Stored records:
----
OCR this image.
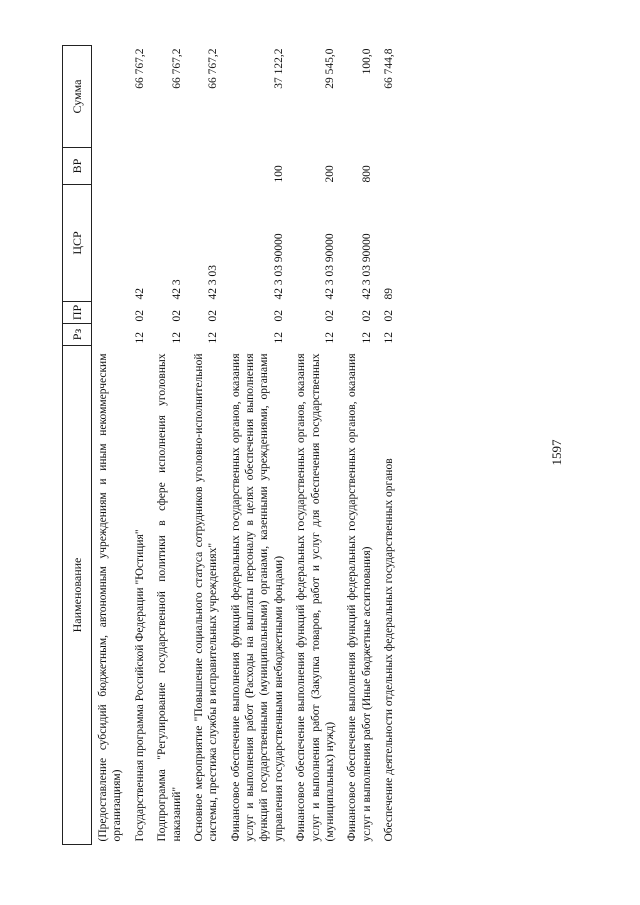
1597
Наименование	Рз	ПР	ЦСР	ВР	Сумма
(Предоставление субсидий бюджетным, автономным учреждениям и иным некоммерческим организациям)					
Государственная программа Российской Федерации "Юстиция"	12	02	42		66 767,2
Подпрограмма "Регулирование государственной политики в сфере исполнения уголовных наказаний"	12	02	42 3		66 767,2
Основное мероприятие "Повышение социального статуса сотрудников уголовно-исполнительной системы, престижа службы в исправительных учреждениях"	12	02	42 3 03		66 767,2
Финансовое обеспечение выполнения функций федеральных государственных органов, оказания услуг и выполнения работ (Расходы на выплаты персоналу в целях обеспечения выполнения функций государственными (муниципальными) органами, казенными учреждениями, органами управления государственными внебюджетными фондами)	12	02	42 3 03 90000	100	37 122,2
Финансовое обеспечение выполнения функций федеральных государственных органов, оказания услуг и выполнения работ (Закупка товаров, работ и услуг для обеспечения государственных (муниципальных) нужд)	12	02	42 3 03 90000	200	29 545,0
Финансовое обеспечение выполнения функций федеральных государственных органов, оказания услуг и выполнения работ (Иные бюджетные ассигнования)	12	02	42 3 03 90000	800	100,0
Обеспечение деятельности отдельных федеральных государственных органов	12	02	89		66 744,8
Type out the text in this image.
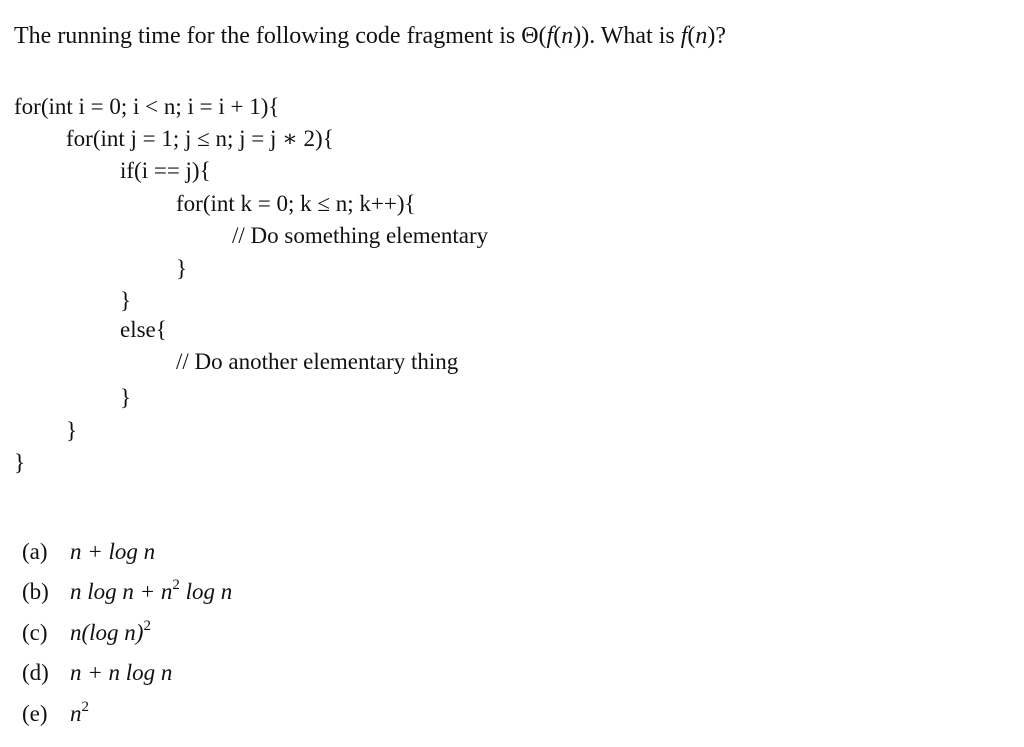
The running time for the following code fragment is Θ(f(n)). What is f(n)?
for(int i = 0; i < n; i = i + 1){
for(int j = 1; j ≤ n; j = j ∗ 2){
if(i == j){
for(int k = 0; k ≤ n; k++){
// Do something elementary
}
}
else{
// Do another elementary thing
}
}
}
(a) n + log n
(b) n $\log n + n^2$ log n
(c) n(log n)$^2$
(d) n + n log n
(e) $n^2$
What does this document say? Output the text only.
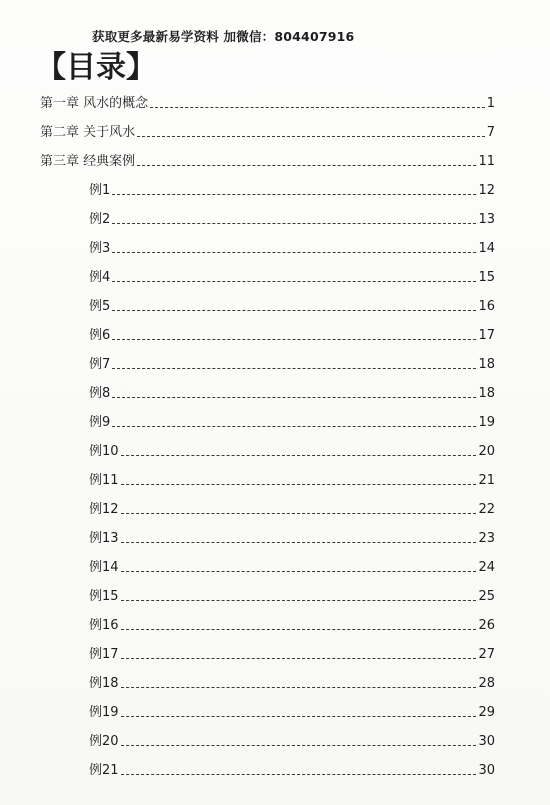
获取更多最新易学资料 加微信：804407916
【目录】
第一章 风水的概念	1
第二章 关于风水	7
第三章 经典案例	11
例1	12
例2	13
例3	14
例4	15
例5	16
例6	17
例7	18
例8	18
例9	19
例10	20
例11	21
例12	22
例13	23
例14	24
例15	25
例16	26
例17	27
例18	28
例19	29
例20	30
例21	30
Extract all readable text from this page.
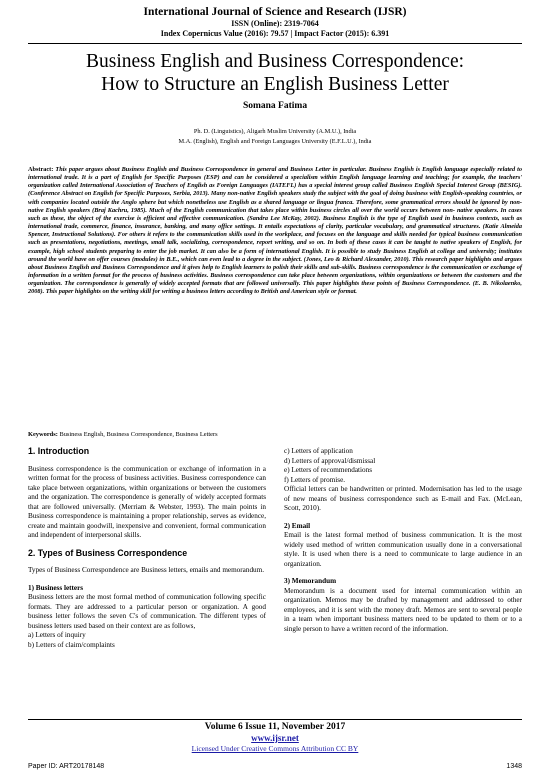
International Journal of Science and Research (IJSR)
ISSN (Online): 2319-7064
Index Copernicus Value (2016): 79.57 | Impact Factor (2015): 6.391
Business English and Business Correspondence:
How to Structure an English Business Letter
Somana Fatima
Ph. D. (Linguistics), Aligarh Muslim University (A.M.U.), India
M.A. (English), English and Foreign Languages University (E.F.L.U.), India
Abstract: This paper argues about Business English and Business Correspondence in general and Business Letter in particular. Business English is English language especially related to international trade. It is a part of English for Specific Purposes (ESP) and can be considered a specialism within English language learning and teaching; for example, the teachers' organization called International Association of Teachers of English as Foreign Languages (IATEFL) has a special interest group called Business English Special Interest Group (BESIG). (Conference Abstract on English for Specific Purposes, Serbia, 2013). Many non-native English speakers study the subject with the goal of doing business with English-speaking countries, or with companies located outside the Anglo sphere but which nonetheless use English as a shared language or lingua franca. Therefore, some grammatical errors should be ignored by non-native English speakers (Braj Kachru, 1985). Much of the English communication that takes place within business circles all over the world occurs between non- native speakers. In cases such as these, the object of the exercise is efficient and effective communication. (Sandra Lee McKay, 2002). Business English is the type of English used in business contexts, such as international trade, commerce, finance, insurance, banking, and many office settings. It entails expectations of clarity, particular vocabulary, and grammatical structures. (Katie Almeida Spencer, Instructional Solutions). For others it refers to the communication skills used in the workplace, and focuses on the language and skills needed for typical business communication such as presentations, negotiations, meetings, small talk, socializing, correspondence, report writing, and so on. In both of these cases it can be taught to native speakers of English, for example, high school students preparing to enter the job market. It can also be a form of international English. It is possible to study Business English at college and university; institutes around the world have on offer courses (modules) in B.E., which can even lead to a degree in the subject. (Jones, Leo & Richard Alexander, 2010). This research paper highlights and argues about Business English and Business Correspondence and it gives help to English learners to polish their skills and sub-skills. Business correspondence is the communication or exchange of information in a written format for the process of business activities. Business correspondence can take place between organizations, within organizations or between the customers and the organization. The correspondence is generally of widely accepted formats that are followed universally. This paper highlights these points of Business Correspondence. (E. B. Nikolaenko, 2008). This paper highlights on the writing skill for writing a business letters according to British and American style or format.
Keywords: Business English, Business Correspondence, Business Letters
1. Introduction

Business correspondence is the communication or exchange of information in a written format for the process of business activities. Business correspondence can take place between organizations, within organizations or between the customers and the organization. The correspondence is generally of widely accepted formats that are followed universally. (Merriam & Webster, 1993). The main points in Business correspondence is maintaining a proper relationship, serves as evidence, create and maintain goodwill, inexpensive and convenient, formal communication and independent of interpersonal skills.

2. Types of Business Correspondence

Types of Business Correspondence are Business letters, emails and memorandum.

1) Business letters

Business letters are the most formal method of communication following specific formats. They are addressed to a particular person or organization. A good business letter follows the seven C's of communication. The different types of business letters used based on their context are as follows,

a) Letters of inquiry
b) Letters of claim/complaints
c) Letters of application
d) Letters of approval/dismissal
e) Letters of recommendations
f) Letters of promise.

Official letters can be handwritten or printed. Modernisation has led to the usage of new means of business correspondence such as E-mail and Fax. (McLean, Scott, 2010).

2) Email

Email is the latest formal method of business communication. It is the most widely used method of written communication usually done in a conversational style. It is used when there is a need to communicate to large audience in an organization.

3) Memorandum

Memorandum is a document used for internal communication within an organization. Memos may be drafted by management and addressed to other employees, and it is sent with the money draft. Memos are sent to several people in a team when important business matters need to be updated to them or to a single person to have a written record of the information.

Volume 6 Issue 11, November 2017
www.ijsr.net
Licensed Under Creative Commons Attribution CC BY
Paper ID: ART20178148	1348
----
### What the exercise asks
Copy the whole listing above word for word but do not carry over the pictures.

### Solution
OCR this image.
1597
Наименование	Рз	ПР	ЦСР	ВР	Сумма
(Предоставление субсидий бюджетным, автономным учреждениям и иным некоммерческим организациям)					
Государственная программа Российской Федерации "Юстиция"	12	02	42		66 767,2
Подпрограмма "Регулирование государственной политики в сфере исполнения уголовных наказаний"	12	02	42 3		66 767,2
Основное мероприятие "Повышение социального статуса сотрудников уголовно-исполнительной системы, престижа службы в исправительных учреждениях"	12	02	42 3 03		66 767,2
Финансовое обеспечение выполнения функций федеральных государственных органов, оказания услуг и выполнения работ (Расходы на выплаты персоналу в целях обеспечения выполнения функций государственными (муниципальными) органами, казенными учреждениями, органами управления государственными внебюджетными фондами)	12	02	42 3 03 90000	100	37 122,2
Финансовое обеспечение выполнения функций федеральных государственных органов, оказания услуг и выполнения работ (Закупка товаров, работ и услуг для обеспечения государственных (муниципальных) нужд)	12	02	42 3 03 90000	200	29 545,0
Финансовое обеспечение выполнения функций федеральных государственных органов, оказания услуг и выполнения работ (Иные бюджетные ассигнования)	12	02	42 3 03 90000	800	100,0
Обеспечение деятельности отдельных федеральных государственных органов	12	02	89		66 744,8
Type out the text in this image.
The running time for the following code fragment is Θ(f(n)). What is f(n)?
for(int i = 0; i < n; i = i + 1){
for(int j = 1; j ≤ n; j = j ∗ 2){
if(i == j){
for(int k = 0; k ≤ n; k++){
// Do something elementary
}
}
else{
// Do another elementary thing
}
}
}
(a) n + log n
(b) n $\log n + n^2$ log n
(c) n(log n)$^2$
(d) n + n log n
(e) $n^2$
What does this document say? Output the text only.
获取更多最新易学资料 加微信：804407916
【目录】
第一章 风水的概念	1
第二章 关于风水	7
第三章 经典案例	11
例1	12
例2	13
例3	14
例4	15
例5	16
例6	17
例7	18
例8	18
例9	19
例10	20
例11	21
例12	22
例13	23
例14	24
例15	25
例16	26
例17	27
例18	28
例19	29
例20	30
例21	30
Extract all readable text from this page.
International Journal of Science and Research (IJSR)
ISSN (Online): 2319-7064
Index Copernicus Value (2016): 79.57 | Impact Factor (2015): 6.391
Business English and Business Correspondence:
How to Structure an English Business Letter
Somana Fatima
Ph. D. (Linguistics), Aligarh Muslim University (A.M.U.), India
M.A. (English), English and Foreign Languages University (E.F.L.U.), India
Abstract: This paper argues about Business English and Business Correspondence in general and Business Letter in particular. Business English is English language especially related to international trade. It is a part of English for Specific Purposes (ESP) and can be considered a specialism within English language learning and teaching; for example, the teachers' organization called International Association of Teachers of English as Foreign Languages (IATEFL) has a special interest group called Business English Special Interest Group (BESIG). (Conference Abstract on English for Specific Purposes, Serbia, 2013). Many non-native English speakers study the subject with the goal of doing business with English-speaking countries, or with companies located outside the Anglo sphere but which nonetheless use English as a shared language or lingua franca. Therefore, some grammatical errors should be ignored by non-native English speakers (Braj Kachru, 1985). Much of the English communication that takes place within business circles all over the world occurs between non- native speakers. In cases such as these, the object of the exercise is efficient and effective communication. (Sandra Lee McKay, 2002). Business English is the type of English used in business contexts, such as international trade, commerce, finance, insurance, banking, and many office settings. It entails expectations of clarity, particular vocabulary, and grammatical structures. (Katie Almeida Spencer, Instructional Solutions). For others it refers to the communication skills used in the workplace, and focuses on the language and skills needed for typical business communication such as presentations, negotiations, meetings, small talk, socializing, correspondence, report writing, and so on. In both of these cases it can be taught to native speakers of English, for example, high school students preparing to enter the job market. It can also be a form of international English. It is possible to study Business English at college and university; institutes around the world have on offer courses (modules) in B.E., which can even lead to a degree in the subject. (Jones, Leo & Richard Alexander, 2010). This research paper highlights and argues about Business English and Business Correspondence and it gives help to English learners to polish their skills and sub-skills. Business correspondence is the communication or exchange of information in a written format for the process of business activities. Business correspondence can take place between organizations, within organizations or between the customers and the organization. The correspondence is generally of widely accepted formats that are followed universally. This paper highlights these points of Business Correspondence. (E. B. Nikolaenko, 2008). This paper highlights on the writing skill for writing a business letters according to British and American style or format.
Keywords: Business English, Business Correspondence, Business Letters
1. Introduction

Business correspondence is the communication or exchange of information in a written format for the process of business activities. Business correspondence can take place between organizations, within organizations or between the customers and the organization. The correspondence is generally of widely accepted formats that are followed universally. (Merriam & Webster, 1993). The main points in Business correspondence is maintaining a proper relationship, serves as evidence, create and maintain goodwill, inexpensive and convenient, formal communication and independent of interpersonal skills.

2. Types of Business Correspondence

Types of Business Correspondence are Business letters, emails and memorandum.

1) Business letters

Business letters are the most formal method of communication following specific formats. They are addressed to a particular person or organization. A good business letter follows the seven C's of communication. The different types of business letters used based on their context are as follows,

a) Letters of inquiry
b) Letters of claim/complaints
c) Letters of application
d) Letters of approval/dismissal
e) Letters of recommendations
f) Letters of promise.

Official letters can be handwritten or printed. Modernisation has led to the usage of new means of business correspondence such as E-mail and Fax. (McLean, Scott, 2010).

2) Email

Email is the latest formal method of business communication. It is the most widely used method of written communication usually done in a conversational style. It is used when there is a need to communicate to large audience in an organization.

3) Memorandum

Memorandum is a document used for internal communication within an organization. Memos may be drafted by management and addressed to other employees, and it is sent with the money draft. Memos are sent to several people in a team when important business matters need to be updated to them or to a single person to have a written record of the information.

Volume 6 Issue 11, November 2017
www.ijsr.net
Licensed Under Creative Commons Attribution CC BY
Paper ID: ART20178148	1348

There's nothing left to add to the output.